_YOUR GOAL_. Reproduce all entries precisely, down to the last character.
:: RECORDS SHOWN ::
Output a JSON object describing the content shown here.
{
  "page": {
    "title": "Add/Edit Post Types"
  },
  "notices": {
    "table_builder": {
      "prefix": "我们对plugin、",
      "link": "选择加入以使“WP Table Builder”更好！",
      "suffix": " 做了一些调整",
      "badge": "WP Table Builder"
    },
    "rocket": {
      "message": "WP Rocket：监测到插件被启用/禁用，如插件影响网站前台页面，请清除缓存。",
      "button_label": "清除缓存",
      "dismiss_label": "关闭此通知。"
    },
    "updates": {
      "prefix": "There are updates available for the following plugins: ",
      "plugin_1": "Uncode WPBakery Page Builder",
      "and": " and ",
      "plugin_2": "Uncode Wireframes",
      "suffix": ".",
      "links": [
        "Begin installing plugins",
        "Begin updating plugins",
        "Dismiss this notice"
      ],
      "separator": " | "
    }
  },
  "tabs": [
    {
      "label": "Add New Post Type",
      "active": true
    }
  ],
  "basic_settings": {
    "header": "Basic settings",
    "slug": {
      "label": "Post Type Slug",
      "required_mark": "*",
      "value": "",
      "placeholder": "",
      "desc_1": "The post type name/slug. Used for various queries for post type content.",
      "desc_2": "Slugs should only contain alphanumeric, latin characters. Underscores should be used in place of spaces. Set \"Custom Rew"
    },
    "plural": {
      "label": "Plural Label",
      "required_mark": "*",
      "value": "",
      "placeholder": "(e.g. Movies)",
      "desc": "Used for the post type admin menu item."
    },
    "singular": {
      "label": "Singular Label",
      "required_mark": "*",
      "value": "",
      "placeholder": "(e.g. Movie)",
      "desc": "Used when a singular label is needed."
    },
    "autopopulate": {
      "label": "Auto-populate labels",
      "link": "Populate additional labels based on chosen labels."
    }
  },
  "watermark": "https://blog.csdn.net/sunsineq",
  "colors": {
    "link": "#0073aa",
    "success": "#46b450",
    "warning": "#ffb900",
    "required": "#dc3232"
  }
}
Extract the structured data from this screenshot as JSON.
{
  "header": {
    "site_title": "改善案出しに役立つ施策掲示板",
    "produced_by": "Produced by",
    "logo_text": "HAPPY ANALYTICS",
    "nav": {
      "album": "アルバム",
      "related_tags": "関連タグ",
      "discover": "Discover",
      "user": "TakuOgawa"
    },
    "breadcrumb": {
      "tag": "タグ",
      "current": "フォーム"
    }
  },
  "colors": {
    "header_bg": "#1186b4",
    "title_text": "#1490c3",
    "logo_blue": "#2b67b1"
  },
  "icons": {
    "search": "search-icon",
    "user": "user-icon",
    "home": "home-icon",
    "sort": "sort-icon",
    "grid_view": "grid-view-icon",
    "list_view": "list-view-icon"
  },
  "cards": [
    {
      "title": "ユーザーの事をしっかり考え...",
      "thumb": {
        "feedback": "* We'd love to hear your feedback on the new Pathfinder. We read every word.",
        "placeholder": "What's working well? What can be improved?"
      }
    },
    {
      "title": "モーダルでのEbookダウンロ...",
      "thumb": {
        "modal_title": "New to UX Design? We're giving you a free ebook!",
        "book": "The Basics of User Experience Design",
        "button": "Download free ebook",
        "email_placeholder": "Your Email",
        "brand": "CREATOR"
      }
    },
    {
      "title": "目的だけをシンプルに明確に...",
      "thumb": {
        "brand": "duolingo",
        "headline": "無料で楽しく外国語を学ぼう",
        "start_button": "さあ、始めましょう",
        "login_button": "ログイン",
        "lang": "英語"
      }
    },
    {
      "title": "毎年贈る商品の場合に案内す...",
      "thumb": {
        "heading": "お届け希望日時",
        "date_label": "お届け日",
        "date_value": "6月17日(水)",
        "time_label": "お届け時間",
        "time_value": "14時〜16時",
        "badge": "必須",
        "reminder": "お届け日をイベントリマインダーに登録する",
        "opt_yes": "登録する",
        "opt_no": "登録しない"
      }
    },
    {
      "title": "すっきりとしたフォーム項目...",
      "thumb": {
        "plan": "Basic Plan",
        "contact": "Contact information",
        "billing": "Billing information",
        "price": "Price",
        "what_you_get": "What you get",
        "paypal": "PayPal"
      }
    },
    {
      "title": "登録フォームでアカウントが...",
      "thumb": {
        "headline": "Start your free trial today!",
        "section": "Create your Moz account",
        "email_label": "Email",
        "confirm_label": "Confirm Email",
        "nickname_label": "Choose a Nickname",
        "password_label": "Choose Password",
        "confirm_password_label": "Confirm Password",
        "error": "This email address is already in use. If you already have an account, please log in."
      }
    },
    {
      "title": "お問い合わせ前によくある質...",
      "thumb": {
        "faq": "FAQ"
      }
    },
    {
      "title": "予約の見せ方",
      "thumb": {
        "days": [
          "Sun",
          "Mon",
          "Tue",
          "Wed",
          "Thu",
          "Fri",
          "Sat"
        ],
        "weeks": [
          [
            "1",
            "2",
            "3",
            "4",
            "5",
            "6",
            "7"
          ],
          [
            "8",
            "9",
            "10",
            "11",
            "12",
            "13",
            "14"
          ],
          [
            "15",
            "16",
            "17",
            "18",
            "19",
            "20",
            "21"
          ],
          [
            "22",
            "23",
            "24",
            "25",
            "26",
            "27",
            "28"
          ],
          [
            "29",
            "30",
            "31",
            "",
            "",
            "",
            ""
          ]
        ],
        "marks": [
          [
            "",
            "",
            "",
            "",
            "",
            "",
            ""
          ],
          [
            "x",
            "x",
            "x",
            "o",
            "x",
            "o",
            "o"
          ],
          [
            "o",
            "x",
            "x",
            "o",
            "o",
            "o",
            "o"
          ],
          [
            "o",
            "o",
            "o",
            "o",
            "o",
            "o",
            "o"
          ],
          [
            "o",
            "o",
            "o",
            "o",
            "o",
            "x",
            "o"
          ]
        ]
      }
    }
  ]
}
:::
_WORKED SOLUTION_.
Output a JSON object describing the content shown here.
{
  "page": {
    "title": "Add/Edit Post Types"
  },
  "notices": {
    "table_builder": {
      "prefix": "我们对plugin、",
      "link": "选择加入以使“WP Table Builder”更好！",
      "suffix": " 做了一些调整",
      "badge": "WP Table Builder"
    },
    "rocket": {
      "message": "WP Rocket：监测到插件被启用/禁用，如插件影响网站前台页面，请清除缓存。",
      "button_label": "清除缓存",
      "dismiss_label": "关闭此通知。"
    },
    "updates": {
      "prefix": "There are updates available for the following plugins: ",
      "plugin_1": "Uncode WPBakery Page Builder",
      "and": " and ",
      "plugin_2": "Uncode Wireframes",
      "suffix": ".",
      "links": [
        "Begin installing plugins",
        "Begin updating plugins",
        "Dismiss this notice"
      ],
      "separator": " | "
    }
  },
  "tabs": [
    {
      "label": "Add New Post Type",
      "active": true
    }
  ],
  "basic_settings": {
    "header": "Basic settings",
    "slug": {
      "label": "Post Type Slug",
      "required_mark": "*",
      "value": "",
      "placeholder": "",
      "desc_1": "The post type name/slug. Used for various queries for post type content.",
      "desc_2": "Slugs should only contain alphanumeric, latin characters. Underscores should be used in place of spaces. Set \"Custom Rew"
    },
    "plural": {
      "label": "Plural Label",
      "required_mark": "*",
      "value": "",
      "placeholder": "(e.g. Movies)",
      "desc": "Used for the post type admin menu item."
    },
    "singular": {
      "label": "Singular Label",
      "required_mark": "*",
      "value": "",
      "placeholder": "(e.g. Movie)",
      "desc": "Used when a singular label is needed."
    },
    "autopopulate": {
      "label": "Auto-populate labels",
      "link": "Populate additional labels based on chosen labels."
    }
  },
  "watermark": "https://blog.csdn.net/sunsineq",
  "colors": {
    "link": "#0073aa",
    "success": "#46b450",
    "warning": "#ffb900",
    "required": "#dc3232"
  }
}
Extract the structured data from this screenshot as JSON.
{
  "header": {
    "site_title": "改善案出しに役立つ施策掲示板",
    "produced_by": "Produced by",
    "logo_text": "HAPPY ANALYTICS",
    "nav": {
      "album": "アルバム",
      "related_tags": "関連タグ",
      "discover": "Discover",
      "user": "TakuOgawa"
    },
    "breadcrumb": {
      "tag": "タグ",
      "current": "フォーム"
    }
  },
  "colors": {
    "header_bg": "#1186b4",
    "title_text": "#1490c3",
    "logo_blue": "#2b67b1"
  },
  "icons": {
    "search": "search-icon",
    "user": "user-icon",
    "home": "home-icon",
    "sort": "sort-icon",
    "grid_view": "grid-view-icon",
    "list_view": "list-view-icon"
  },
  "cards": [
    {
      "title": "ユーザーの事をしっかり考え...",
      "thumb": {
        "feedback": "* We'd love to hear your feedback on the new Pathfinder. We read every word.",
        "placeholder": "What's working well? What can be improved?"
      }
    },
    {
      "title": "モーダルでのEbookダウンロ...",
      "thumb": {
        "modal_title": "New to UX Design? We're giving you a free ebook!",
        "book": "The Basics of User Experience Design",
        "button": "Download free ebook",
        "email_placeholder": "Your Email",
        "brand": "CREATOR"
      }
    },
    {
      "title": "目的だけをシンプルに明確に...",
      "thumb": {
        "brand": "duolingo",
        "headline": "無料で楽しく外国語を学ぼう",
        "start_button": "さあ、始めましょう",
        "login_button": "ログイン",
        "lang": "英語"
      }
    },
    {
      "title": "毎年贈る商品の場合に案内す...",
      "thumb": {
        "heading": "お届け希望日時",
        "date_label": "お届け日",
        "date_value": "6月17日(水)",
        "time_label": "お届け時間",
        "time_value": "14時〜16時",
        "badge": "必須",
        "reminder": "お届け日をイベントリマインダーに登録する",
        "opt_yes": "登録する",
        "opt_no": "登録しない"
      }
    },
    {
      "title": "すっきりとしたフォーム項目...",
      "thumb": {
        "plan": "Basic Plan",
        "contact": "Contact information",
        "billing": "Billing information",
        "price": "Price",
        "what_you_get": "What you get",
        "paypal": "PayPal"
      }
    },
    {
      "title": "登録フォームでアカウントが...",
      "thumb": {
        "headline": "Start your free trial today!",
        "section": "Create your Moz account",
        "email_label": "Email",
        "confirm_label": "Confirm Email",
        "nickname_label": "Choose a Nickname",
        "password_label": "Choose Password",
        "confirm_password_label": "Confirm Password",
        "error": "This email address is already in use. If you already have an account, please log in."
      }
    },
    {
      "title": "お問い合わせ前によくある質...",
      "thumb": {
        "faq": "FAQ"
      }
    },
    {
      "title": "予約の見せ方",
      "thumb": {
        "days": [
          "Sun",
          "Mon",
          "Tue",
          "Wed",
          "Thu",
          "Fri",
          "Sat"
        ],
        "weeks": [
          [
            "1",
            "2",
            "3",
            "4",
            "5",
            "6",
            "7"
          ],
          [
            "8",
            "9",
            "10",
            "11",
            "12",
            "13",
            "14"
          ],
          [
            "15",
            "16",
            "17",
            "18",
            "19",
            "20",
            "21"
          ],
          [
            "22",
            "23",
            "24",
            "25",
            "26",
            "27",
            "28"
          ],
          [
            "29",
            "30",
            "31",
            "",
            "",
            "",
            ""
          ]
        ],
        "marks": [
          [
            "",
            "",
            "",
            "",
            "",
            "",
            ""
          ],
          [
            "x",
            "x",
            "x",
            "o",
            "x",
            "o",
            "o"
          ],
          [
            "o",
            "x",
            "x",
            "o",
            "o",
            "o",
            "o"
          ],
          [
            "o",
            "o",
            "o",
            "o",
            "o",
            "o",
            "o"
          ],
          [
            "o",
            "o",
            "o",
            "o",
            "o",
            "x",
            "o"
          ]
        ]
      }
    }
  ]
}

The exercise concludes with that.